Locate each line containing the string "name" and copy it out.

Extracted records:
++++++++

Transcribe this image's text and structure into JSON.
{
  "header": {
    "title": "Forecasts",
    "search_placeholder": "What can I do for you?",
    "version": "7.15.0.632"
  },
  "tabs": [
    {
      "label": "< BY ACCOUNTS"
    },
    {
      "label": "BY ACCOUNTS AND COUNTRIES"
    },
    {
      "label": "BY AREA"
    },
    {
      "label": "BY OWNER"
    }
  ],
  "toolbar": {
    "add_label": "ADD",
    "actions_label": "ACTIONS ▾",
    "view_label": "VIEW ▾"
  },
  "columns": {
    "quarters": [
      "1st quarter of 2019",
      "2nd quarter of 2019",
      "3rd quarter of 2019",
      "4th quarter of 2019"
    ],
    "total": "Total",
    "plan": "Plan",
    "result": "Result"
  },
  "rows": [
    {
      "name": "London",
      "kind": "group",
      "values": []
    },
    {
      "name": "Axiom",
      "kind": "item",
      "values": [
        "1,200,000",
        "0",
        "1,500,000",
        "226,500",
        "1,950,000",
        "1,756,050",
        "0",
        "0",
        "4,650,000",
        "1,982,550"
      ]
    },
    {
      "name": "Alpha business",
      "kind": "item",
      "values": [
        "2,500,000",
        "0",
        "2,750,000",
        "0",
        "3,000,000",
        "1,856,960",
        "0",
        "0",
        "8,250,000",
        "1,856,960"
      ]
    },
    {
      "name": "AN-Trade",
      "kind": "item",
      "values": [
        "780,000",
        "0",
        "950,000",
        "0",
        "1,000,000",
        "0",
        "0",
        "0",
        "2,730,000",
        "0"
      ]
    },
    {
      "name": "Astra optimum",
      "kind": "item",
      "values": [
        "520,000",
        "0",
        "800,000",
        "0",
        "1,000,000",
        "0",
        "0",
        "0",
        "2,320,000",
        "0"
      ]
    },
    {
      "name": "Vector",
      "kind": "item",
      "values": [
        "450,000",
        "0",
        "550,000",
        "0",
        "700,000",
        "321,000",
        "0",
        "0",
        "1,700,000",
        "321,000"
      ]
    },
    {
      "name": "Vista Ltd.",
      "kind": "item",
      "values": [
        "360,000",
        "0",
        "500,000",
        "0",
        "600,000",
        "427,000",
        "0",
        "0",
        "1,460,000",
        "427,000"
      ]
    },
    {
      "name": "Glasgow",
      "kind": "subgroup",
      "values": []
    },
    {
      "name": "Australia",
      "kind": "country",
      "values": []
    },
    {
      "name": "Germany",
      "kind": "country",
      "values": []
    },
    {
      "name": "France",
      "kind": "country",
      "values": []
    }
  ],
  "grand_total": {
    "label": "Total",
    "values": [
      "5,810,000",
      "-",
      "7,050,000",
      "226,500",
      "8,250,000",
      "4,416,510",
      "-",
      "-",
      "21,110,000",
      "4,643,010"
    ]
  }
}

++++++++

Answer to this problem:
      "name": "London",
      "name": "Axiom",
      "name": "Alpha business",
      "name": "AN-Trade",
      "name": "Astra optimum",
      "name": "Vector",
      "name": "Vista Ltd.",
      "name": "Glasgow",
      "name": "Australia",
      "name": "Germany",
      "name": "France",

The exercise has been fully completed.